Instructions to follow
Return the count of lines with the string "source" in them, and nothing else.

Lines of data
--

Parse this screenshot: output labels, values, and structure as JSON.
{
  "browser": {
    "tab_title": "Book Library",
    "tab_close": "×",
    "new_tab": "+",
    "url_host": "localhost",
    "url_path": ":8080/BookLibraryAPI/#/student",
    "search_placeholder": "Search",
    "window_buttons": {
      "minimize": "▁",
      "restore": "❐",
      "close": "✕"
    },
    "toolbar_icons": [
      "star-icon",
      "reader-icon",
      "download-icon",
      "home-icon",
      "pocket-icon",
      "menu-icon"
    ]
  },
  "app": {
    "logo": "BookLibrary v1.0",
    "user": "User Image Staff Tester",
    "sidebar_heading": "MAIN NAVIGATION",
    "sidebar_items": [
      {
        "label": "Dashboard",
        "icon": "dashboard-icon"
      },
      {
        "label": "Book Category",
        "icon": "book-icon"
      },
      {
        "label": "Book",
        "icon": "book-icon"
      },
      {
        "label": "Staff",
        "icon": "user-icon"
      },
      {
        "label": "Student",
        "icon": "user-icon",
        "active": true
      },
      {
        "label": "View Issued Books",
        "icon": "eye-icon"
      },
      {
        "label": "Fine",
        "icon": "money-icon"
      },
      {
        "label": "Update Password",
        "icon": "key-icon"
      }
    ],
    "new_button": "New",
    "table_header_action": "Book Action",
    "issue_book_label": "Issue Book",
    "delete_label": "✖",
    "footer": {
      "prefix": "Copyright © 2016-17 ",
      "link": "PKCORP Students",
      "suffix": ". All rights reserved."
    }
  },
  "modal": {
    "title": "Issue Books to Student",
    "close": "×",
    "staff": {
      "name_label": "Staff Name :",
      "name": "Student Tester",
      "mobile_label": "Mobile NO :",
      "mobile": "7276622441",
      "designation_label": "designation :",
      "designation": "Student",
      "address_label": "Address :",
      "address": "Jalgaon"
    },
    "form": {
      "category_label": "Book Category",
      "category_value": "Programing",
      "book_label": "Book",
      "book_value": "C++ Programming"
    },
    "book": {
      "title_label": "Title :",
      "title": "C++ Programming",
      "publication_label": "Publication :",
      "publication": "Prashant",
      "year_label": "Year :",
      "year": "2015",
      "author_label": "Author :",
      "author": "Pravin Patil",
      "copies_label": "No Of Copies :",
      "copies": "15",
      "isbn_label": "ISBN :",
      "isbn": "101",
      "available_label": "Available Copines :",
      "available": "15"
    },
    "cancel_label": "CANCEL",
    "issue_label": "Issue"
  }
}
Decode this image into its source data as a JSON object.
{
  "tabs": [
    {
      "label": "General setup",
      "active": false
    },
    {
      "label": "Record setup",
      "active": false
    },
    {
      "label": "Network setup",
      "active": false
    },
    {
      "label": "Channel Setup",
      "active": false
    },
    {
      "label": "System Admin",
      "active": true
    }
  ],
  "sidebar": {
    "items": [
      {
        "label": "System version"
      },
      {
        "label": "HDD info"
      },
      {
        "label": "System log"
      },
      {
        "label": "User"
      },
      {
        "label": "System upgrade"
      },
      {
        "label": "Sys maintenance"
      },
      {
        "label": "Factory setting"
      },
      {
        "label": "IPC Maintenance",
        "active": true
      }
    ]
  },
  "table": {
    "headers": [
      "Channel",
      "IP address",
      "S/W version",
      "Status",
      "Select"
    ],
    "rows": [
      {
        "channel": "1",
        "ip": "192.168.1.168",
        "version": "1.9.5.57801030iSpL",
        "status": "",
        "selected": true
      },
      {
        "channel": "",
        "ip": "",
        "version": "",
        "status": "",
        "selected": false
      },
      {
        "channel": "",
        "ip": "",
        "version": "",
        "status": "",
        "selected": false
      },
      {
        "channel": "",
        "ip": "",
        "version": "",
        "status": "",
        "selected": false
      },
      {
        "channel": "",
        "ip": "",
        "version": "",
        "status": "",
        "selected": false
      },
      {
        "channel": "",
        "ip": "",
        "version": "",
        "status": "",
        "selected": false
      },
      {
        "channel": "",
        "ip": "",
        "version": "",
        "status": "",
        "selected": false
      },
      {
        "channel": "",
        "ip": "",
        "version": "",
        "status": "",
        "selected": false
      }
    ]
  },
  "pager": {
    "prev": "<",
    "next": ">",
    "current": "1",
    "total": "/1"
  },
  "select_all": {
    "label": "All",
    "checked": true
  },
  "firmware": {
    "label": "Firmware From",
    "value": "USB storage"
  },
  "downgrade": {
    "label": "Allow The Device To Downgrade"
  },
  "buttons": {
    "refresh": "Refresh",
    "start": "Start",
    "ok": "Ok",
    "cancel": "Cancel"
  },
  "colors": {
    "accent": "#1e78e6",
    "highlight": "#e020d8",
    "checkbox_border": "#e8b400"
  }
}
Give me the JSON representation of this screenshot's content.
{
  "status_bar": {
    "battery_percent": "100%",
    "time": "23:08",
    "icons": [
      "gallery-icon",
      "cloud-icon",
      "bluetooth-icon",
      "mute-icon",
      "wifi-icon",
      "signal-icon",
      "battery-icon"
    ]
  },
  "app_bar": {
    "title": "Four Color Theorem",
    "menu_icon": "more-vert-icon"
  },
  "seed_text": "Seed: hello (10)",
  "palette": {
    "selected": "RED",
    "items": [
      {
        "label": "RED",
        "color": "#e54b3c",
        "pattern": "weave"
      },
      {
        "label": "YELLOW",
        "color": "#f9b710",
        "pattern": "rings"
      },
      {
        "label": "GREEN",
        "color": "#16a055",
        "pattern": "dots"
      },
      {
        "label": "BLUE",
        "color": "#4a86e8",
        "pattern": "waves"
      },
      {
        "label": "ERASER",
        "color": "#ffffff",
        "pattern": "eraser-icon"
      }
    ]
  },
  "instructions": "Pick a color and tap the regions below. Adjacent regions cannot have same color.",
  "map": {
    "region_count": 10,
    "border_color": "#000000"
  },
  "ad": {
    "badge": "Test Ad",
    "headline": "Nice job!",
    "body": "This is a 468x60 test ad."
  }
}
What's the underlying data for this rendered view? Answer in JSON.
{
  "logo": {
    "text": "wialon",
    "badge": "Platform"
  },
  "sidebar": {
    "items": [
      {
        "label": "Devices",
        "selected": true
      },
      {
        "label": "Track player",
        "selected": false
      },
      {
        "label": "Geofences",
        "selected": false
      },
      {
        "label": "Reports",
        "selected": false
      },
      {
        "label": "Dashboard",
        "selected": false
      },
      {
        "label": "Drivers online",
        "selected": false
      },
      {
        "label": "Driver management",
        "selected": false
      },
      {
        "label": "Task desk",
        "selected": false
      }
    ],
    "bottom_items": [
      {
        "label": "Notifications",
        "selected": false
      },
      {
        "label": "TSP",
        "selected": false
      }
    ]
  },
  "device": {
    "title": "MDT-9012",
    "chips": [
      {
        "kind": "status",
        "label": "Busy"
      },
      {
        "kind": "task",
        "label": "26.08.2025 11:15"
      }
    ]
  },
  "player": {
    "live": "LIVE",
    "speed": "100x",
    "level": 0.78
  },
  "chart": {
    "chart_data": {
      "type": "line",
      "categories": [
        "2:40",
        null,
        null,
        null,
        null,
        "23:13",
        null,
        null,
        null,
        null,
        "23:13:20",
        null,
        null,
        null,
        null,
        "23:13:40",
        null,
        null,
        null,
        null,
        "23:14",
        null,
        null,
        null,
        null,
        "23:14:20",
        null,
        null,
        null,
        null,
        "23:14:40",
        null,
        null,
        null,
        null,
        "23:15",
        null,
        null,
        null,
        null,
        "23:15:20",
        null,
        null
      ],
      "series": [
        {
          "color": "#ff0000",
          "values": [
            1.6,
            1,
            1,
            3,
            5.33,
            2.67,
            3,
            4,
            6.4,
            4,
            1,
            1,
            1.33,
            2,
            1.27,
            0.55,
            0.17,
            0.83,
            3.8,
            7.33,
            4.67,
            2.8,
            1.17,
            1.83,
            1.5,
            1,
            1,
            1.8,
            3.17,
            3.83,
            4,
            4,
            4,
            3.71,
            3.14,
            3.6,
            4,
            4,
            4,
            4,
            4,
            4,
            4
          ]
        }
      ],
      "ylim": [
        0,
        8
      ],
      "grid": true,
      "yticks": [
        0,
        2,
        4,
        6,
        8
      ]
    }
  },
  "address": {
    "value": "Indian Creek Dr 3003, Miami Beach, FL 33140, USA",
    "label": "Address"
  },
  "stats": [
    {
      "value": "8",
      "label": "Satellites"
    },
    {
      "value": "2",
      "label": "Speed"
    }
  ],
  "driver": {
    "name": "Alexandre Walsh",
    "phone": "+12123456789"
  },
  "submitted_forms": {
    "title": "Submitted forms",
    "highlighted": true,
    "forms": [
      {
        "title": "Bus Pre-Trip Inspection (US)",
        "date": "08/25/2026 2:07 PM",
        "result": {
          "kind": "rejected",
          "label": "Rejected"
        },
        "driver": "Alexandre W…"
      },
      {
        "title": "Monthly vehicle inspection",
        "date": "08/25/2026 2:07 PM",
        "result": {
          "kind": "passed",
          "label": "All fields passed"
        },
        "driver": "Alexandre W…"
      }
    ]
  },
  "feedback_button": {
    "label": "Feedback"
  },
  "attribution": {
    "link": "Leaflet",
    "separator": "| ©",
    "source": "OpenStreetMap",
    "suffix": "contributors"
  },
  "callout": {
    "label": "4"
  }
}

--

The result
2